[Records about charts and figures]
'''

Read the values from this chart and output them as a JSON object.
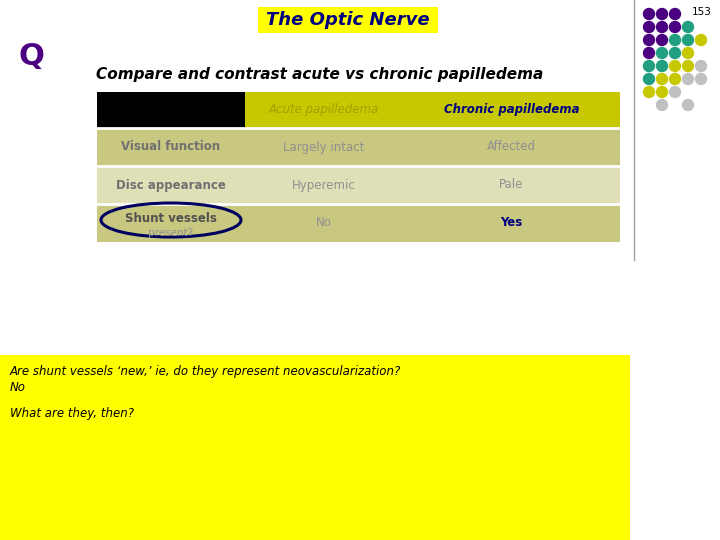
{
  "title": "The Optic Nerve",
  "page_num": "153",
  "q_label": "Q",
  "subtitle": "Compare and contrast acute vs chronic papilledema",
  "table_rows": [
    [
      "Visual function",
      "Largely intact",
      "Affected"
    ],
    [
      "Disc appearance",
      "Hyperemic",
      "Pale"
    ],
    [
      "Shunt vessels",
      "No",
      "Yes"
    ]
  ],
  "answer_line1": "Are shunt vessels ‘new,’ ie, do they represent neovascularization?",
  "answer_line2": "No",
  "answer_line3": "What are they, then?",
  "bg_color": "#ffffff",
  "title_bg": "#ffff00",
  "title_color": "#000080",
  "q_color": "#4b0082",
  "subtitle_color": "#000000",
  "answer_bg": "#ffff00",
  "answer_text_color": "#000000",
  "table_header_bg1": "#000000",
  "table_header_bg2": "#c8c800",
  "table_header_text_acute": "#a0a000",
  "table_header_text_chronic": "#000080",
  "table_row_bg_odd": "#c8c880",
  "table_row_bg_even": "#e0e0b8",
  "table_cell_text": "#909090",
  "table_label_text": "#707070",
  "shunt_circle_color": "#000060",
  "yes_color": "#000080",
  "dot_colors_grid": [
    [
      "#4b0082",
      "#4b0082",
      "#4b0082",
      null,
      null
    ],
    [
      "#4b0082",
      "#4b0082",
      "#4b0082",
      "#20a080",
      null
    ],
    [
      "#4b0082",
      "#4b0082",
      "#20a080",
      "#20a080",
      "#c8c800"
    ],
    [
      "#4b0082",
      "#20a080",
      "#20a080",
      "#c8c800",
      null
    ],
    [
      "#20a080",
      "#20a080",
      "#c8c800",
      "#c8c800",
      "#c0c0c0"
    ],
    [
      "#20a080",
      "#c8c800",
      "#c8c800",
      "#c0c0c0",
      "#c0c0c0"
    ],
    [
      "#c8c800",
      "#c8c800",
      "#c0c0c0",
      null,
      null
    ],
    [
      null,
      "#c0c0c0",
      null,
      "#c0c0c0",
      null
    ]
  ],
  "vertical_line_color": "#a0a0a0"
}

'''
'''

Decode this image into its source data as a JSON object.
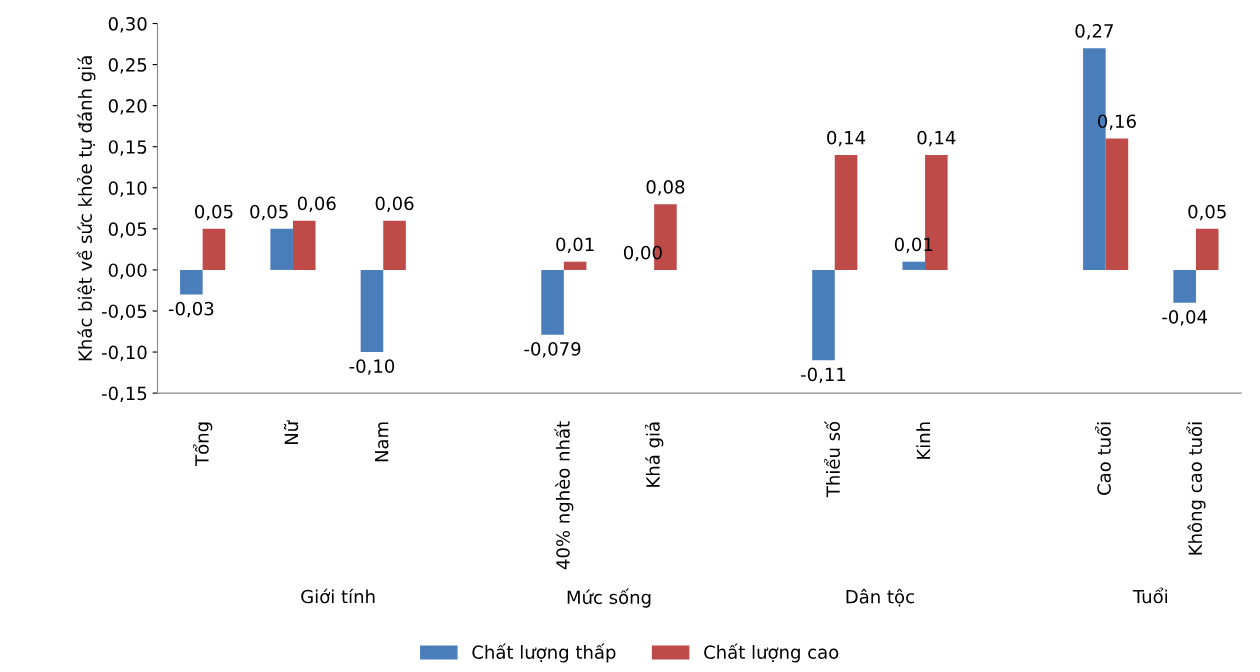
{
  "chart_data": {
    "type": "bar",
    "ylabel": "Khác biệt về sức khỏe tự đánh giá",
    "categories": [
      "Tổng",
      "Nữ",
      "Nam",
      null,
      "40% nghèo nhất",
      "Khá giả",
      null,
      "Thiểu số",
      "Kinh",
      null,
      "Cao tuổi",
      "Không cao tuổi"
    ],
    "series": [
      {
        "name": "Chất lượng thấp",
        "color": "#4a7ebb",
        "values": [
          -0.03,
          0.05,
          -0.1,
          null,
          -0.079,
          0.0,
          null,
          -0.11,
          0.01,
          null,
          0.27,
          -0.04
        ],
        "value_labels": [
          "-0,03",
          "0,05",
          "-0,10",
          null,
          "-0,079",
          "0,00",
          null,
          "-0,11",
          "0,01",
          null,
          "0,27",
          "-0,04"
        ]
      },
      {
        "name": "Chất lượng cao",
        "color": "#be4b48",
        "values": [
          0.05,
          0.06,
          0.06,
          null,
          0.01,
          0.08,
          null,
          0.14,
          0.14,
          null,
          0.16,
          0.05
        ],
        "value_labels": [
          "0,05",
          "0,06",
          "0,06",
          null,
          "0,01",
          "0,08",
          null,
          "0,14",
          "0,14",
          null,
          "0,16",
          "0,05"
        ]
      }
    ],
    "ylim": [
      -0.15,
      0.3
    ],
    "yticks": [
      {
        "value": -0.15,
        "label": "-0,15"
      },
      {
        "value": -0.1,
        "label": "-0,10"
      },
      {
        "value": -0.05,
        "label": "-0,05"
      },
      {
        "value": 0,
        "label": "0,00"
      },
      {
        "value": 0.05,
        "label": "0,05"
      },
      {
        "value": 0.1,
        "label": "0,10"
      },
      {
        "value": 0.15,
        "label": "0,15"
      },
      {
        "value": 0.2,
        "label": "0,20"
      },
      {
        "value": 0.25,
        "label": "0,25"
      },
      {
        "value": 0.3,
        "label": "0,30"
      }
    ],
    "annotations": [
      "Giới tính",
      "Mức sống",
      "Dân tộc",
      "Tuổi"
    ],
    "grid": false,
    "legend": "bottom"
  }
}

'''

Your instructions. Scan the entries above. Copy each line that has the string "this".

Problem solution.
Read the values from this chart and output them as a JSON object.
Decode this image into its source data as a JSON object.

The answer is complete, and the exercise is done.